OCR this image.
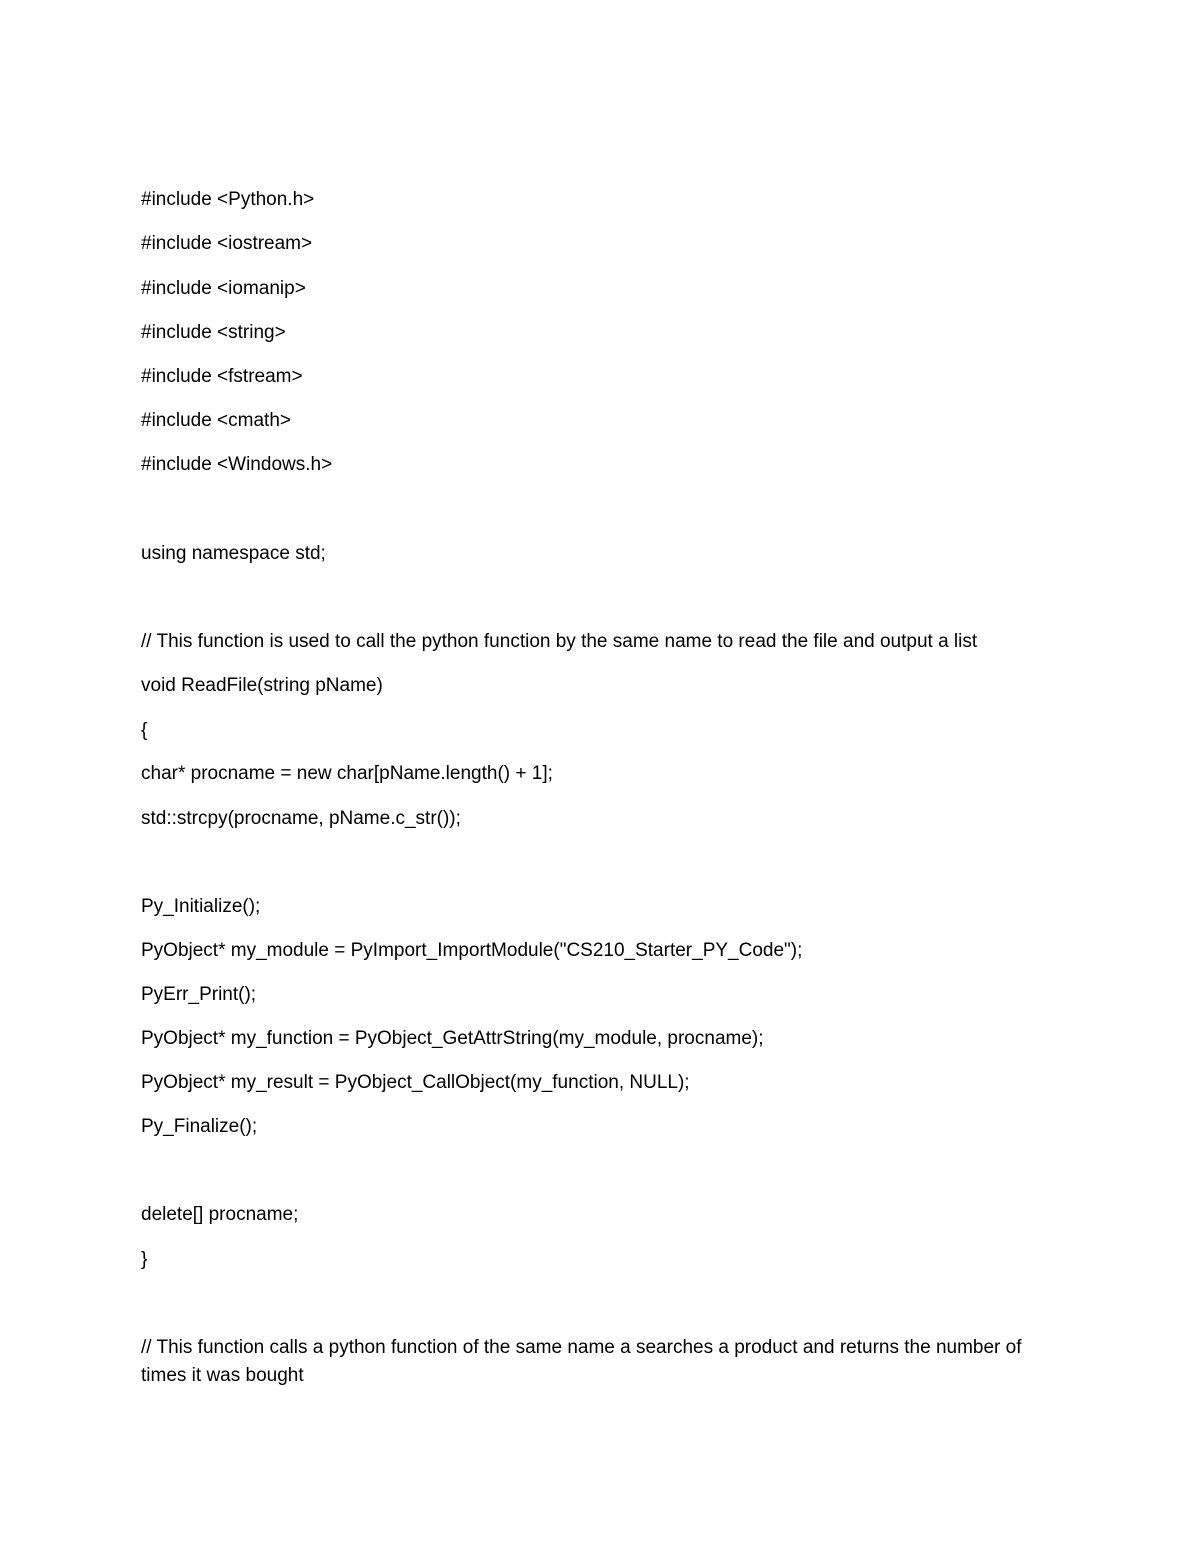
#include <Python.h>
#include <iostream>
#include <iomanip>
#include <string>
#include <fstream>
#include <cmath>
#include <Windows.h>
using namespace std;
// This function is used to call the python function by the same name to read the file and output a list
void ReadFile(string pName)
{
char* procname = new char[pName.length() + 1];
std::strcpy(procname, pName.c_str());
Py_Initialize();
PyObject* my_module = PyImport_ImportModule("CS210_Starter_PY_Code");
PyErr_Print();
PyObject* my_function = PyObject_GetAttrString(my_module, procname);
PyObject* my_result = PyObject_CallObject(my_function, NULL);
Py_Finalize();
delete[] procname;
}
// This function calls a python function of the same name a searches a product and returns the number of times it was bought
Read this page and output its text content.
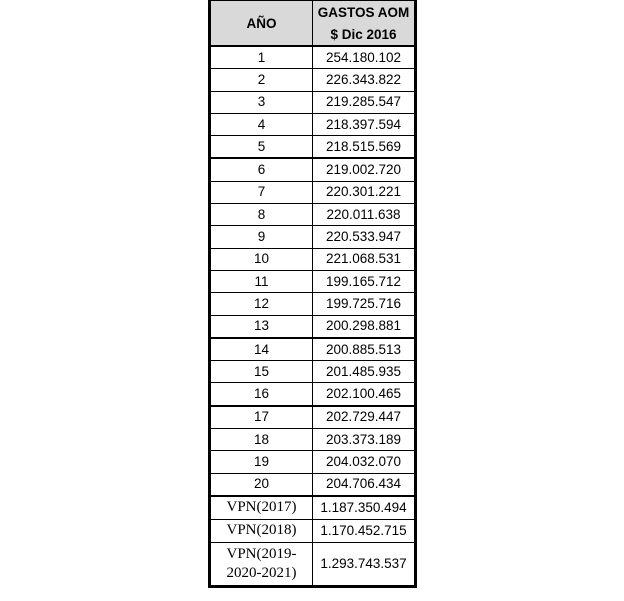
AÑO	GASTOS AOM
	$ Dic 2016
1	254.180.102
2	226.343.822
3	219.285.547
4	218.397.594
5	218.515.569
6	219.002.720
7	220.301.221
8	220.011.638
9	220.533.947
10	221.068.531
11	199.165.712
12	199.725.716
13	200.298.881
14	200.885.513
15	201.485.935
16	202.100.465
17	202.729.447
18	203.373.189
19	204.032.070
20	204.706.434
VPN(2017)	1.187.350.494
VPN(2018)	1.170.452.715

VPN(2019-
2020-2021)	1.293.743.537
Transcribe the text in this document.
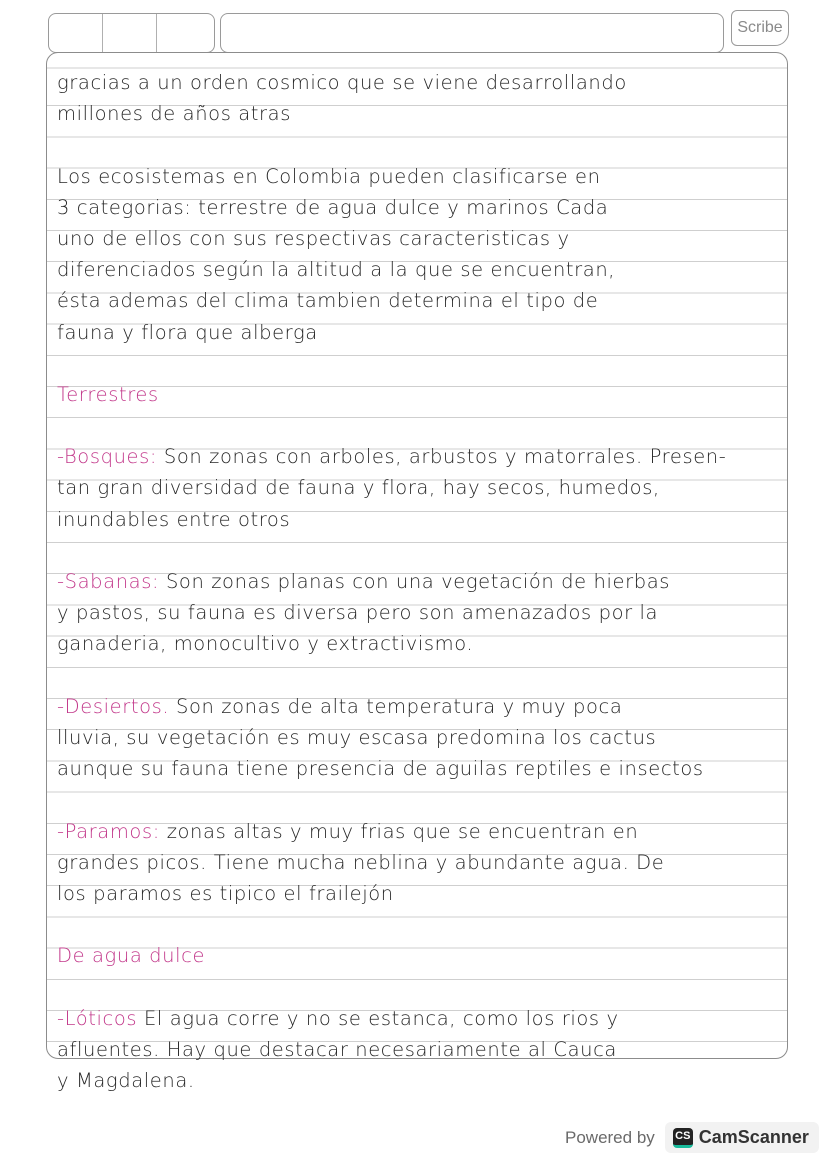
Scribe
gracias a un orden cosmico que se viene desarrollando
millones de años atras
Los ecosistemas en Colombia pueden clasificarse en
3 categorias: terrestre de agua dulce y marinos Cada
uno de ellos con sus respectivas caracteristicas y
diferenciados según la altitud a la que se encuentran,
ésta ademas del clima tambien determina el tipo de
fauna y flora que alberga
Terrestres
-Bosques: Son zonas con arboles, arbustos y matorrales. Presen-
tan gran diversidad de fauna y flora, hay secos, humedos,
inundables entre otros
-Sabanas: Son zonas planas con una vegetación de hierbas
y pastos, su fauna es diversa pero son amenazados por la
ganaderia, monocultivo y extractivismo.
-Desiertos. Son zonas de alta temperatura y muy poca
lluvia, su vegetación es muy escasa predomina los cactus
aunque su fauna tiene presencia de aguilas reptiles e insectos
-Paramos: zonas altas y muy frias que se encuentran en
grandes picos. Tiene mucha neblina y abundante agua. De
los paramos es tipico el frailejón
De agua dulce
-Lóticos El agua corre y no se estanca, como los rios y
afluentes. Hay que destacar necesariamente al Cauca
y Magdalena.
Powered by CS CamScanner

━━━━━━━━━━

## WHAT TO DO
Pictures are left out; print exactly the lines from the one holding "Transcribe the text in this document." through the last line of the listing above, both included.

## FINAL ANSWER
Transcribe the text in this document.
Scribe
gracias a un orden cosmico que se viene desarrollando
millones de años atras
Los ecosistemas en Colombia pueden clasificarse en
3 categorias: terrestre de agua dulce y marinos Cada
uno de ellos con sus respectivas caracteristicas y
diferenciados según la altitud a la que se encuentran,
ésta ademas del clima tambien determina el tipo de
fauna y flora que alberga
Terrestres
-Bosques: Son zonas con arboles, arbustos y matorrales. Presen-
tan gran diversidad de fauna y flora, hay secos, humedos,
inundables entre otros
-Sabanas: Son zonas planas con una vegetación de hierbas
y pastos, su fauna es diversa pero son amenazados por la
ganaderia, monocultivo y extractivismo.
-Desiertos. Son zonas de alta temperatura y muy poca
lluvia, su vegetación es muy escasa predomina los cactus
aunque su fauna tiene presencia de aguilas reptiles e insectos
-Paramos: zonas altas y muy frias que se encuentran en
grandes picos. Tiene mucha neblina y abundante agua. De
los paramos es tipico el frailejón
De agua dulce
-Lóticos El agua corre y no se estanca, como los rios y
afluentes. Hay que destacar necesariamente al Cauca
y Magdalena.
Powered by CS CamScanner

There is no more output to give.